* _PROBLEM_:
Reproduce all of the records exactly.

* _EXERCISE MATERIAL_:
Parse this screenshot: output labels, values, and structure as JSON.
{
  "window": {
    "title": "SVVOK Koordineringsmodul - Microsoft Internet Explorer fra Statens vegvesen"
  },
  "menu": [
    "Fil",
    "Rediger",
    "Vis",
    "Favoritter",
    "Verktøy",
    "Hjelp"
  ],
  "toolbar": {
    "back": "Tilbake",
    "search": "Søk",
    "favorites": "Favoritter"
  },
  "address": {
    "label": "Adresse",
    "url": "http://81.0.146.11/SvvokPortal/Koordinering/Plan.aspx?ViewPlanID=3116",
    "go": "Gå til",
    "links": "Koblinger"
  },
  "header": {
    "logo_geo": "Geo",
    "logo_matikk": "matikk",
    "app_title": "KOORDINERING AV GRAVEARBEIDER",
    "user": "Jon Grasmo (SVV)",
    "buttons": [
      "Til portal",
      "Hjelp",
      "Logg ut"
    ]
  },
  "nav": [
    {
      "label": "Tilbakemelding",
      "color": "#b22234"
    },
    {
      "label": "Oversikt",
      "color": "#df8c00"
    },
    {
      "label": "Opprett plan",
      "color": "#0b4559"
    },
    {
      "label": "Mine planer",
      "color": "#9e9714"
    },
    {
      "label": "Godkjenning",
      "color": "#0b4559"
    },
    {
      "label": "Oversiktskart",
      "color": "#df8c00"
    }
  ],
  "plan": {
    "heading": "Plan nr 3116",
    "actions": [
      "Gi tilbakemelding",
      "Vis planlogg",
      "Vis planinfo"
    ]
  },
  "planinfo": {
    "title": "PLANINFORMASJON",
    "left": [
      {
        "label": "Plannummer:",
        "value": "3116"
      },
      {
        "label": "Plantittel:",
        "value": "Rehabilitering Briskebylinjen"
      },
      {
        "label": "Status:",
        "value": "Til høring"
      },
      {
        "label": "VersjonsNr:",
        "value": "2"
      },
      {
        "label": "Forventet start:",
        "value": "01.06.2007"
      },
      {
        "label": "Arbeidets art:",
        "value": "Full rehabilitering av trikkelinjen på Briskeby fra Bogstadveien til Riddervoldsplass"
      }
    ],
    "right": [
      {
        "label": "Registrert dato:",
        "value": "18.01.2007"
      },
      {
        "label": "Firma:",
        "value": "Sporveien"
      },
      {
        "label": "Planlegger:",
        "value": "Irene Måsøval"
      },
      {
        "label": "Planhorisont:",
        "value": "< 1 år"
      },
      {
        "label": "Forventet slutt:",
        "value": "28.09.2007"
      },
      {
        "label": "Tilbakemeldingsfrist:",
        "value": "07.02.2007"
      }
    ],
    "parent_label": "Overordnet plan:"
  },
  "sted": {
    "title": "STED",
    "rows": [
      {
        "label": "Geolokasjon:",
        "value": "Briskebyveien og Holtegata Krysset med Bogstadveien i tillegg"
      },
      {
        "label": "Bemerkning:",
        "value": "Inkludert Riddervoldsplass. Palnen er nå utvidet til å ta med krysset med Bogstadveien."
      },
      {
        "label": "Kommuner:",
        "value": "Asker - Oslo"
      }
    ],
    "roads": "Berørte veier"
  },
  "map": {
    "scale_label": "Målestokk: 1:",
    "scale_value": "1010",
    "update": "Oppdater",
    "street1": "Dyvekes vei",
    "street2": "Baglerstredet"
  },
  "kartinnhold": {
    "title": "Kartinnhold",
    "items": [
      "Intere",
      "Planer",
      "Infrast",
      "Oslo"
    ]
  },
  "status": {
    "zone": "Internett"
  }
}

* _WRITTEN ANSWER_:
Parse this screenshot: output labels, values, and structure as JSON.
{
  "window": {
    "title": "SVVOK Koordineringsmodul - Microsoft Internet Explorer fra Statens vegvesen"
  },
  "menu": [
    "Fil",
    "Rediger",
    "Vis",
    "Favoritter",
    "Verktøy",
    "Hjelp"
  ],
  "toolbar": {
    "back": "Tilbake",
    "search": "Søk",
    "favorites": "Favoritter"
  },
  "address": {
    "label": "Adresse",
    "url": "http://81.0.146.11/SvvokPortal/Koordinering/Plan.aspx?ViewPlanID=3116",
    "go": "Gå til",
    "links": "Koblinger"
  },
  "header": {
    "logo_geo": "Geo",
    "logo_matikk": "matikk",
    "app_title": "KOORDINERING AV GRAVEARBEIDER",
    "user": "Jon Grasmo (SVV)",
    "buttons": [
      "Til portal",
      "Hjelp",
      "Logg ut"
    ]
  },
  "nav": [
    {
      "label": "Tilbakemelding",
      "color": "#b22234"
    },
    {
      "label": "Oversikt",
      "color": "#df8c00"
    },
    {
      "label": "Opprett plan",
      "color": "#0b4559"
    },
    {
      "label": "Mine planer",
      "color": "#9e9714"
    },
    {
      "label": "Godkjenning",
      "color": "#0b4559"
    },
    {
      "label": "Oversiktskart",
      "color": "#df8c00"
    }
  ],
  "plan": {
    "heading": "Plan nr 3116",
    "actions": [
      "Gi tilbakemelding",
      "Vis planlogg",
      "Vis planinfo"
    ]
  },
  "planinfo": {
    "title": "PLANINFORMASJON",
    "left": [
      {
        "label": "Plannummer:",
        "value": "3116"
      },
      {
        "label": "Plantittel:",
        "value": "Rehabilitering Briskebylinjen"
      },
      {
        "label": "Status:",
        "value": "Til høring"
      },
      {
        "label": "VersjonsNr:",
        "value": "2"
      },
      {
        "label": "Forventet start:",
        "value": "01.06.2007"
      },
      {
        "label": "Arbeidets art:",
        "value": "Full rehabilitering av trikkelinjen på Briskeby fra Bogstadveien til Riddervoldsplass"
      }
    ],
    "right": [
      {
        "label": "Registrert dato:",
        "value": "18.01.2007"
      },
      {
        "label": "Firma:",
        "value": "Sporveien"
      },
      {
        "label": "Planlegger:",
        "value": "Irene Måsøval"
      },
      {
        "label": "Planhorisont:",
        "value": "< 1 år"
      },
      {
        "label": "Forventet slutt:",
        "value": "28.09.2007"
      },
      {
        "label": "Tilbakemeldingsfrist:",
        "value": "07.02.2007"
      }
    ],
    "parent_label": "Overordnet plan:"
  },
  "sted": {
    "title": "STED",
    "rows": [
      {
        "label": "Geolokasjon:",
        "value": "Briskebyveien og Holtegata Krysset med Bogstadveien i tillegg"
      },
      {
        "label": "Bemerkning:",
        "value": "Inkludert Riddervoldsplass. Palnen er nå utvidet til å ta med krysset med Bogstadveien."
      },
      {
        "label": "Kommuner:",
        "value": "Asker - Oslo"
      }
    ],
    "roads": "Berørte veier"
  },
  "map": {
    "scale_label": "Målestokk: 1:",
    "scale_value": "1010",
    "update": "Oppdater",
    "street1": "Dyvekes vei",
    "street2": "Baglerstredet"
  },
  "kartinnhold": {
    "title": "Kartinnhold",
    "items": [
      "Intere",
      "Planer",
      "Infrast",
      "Oslo"
    ]
  },
  "status": {
    "zone": "Internett"
  }
}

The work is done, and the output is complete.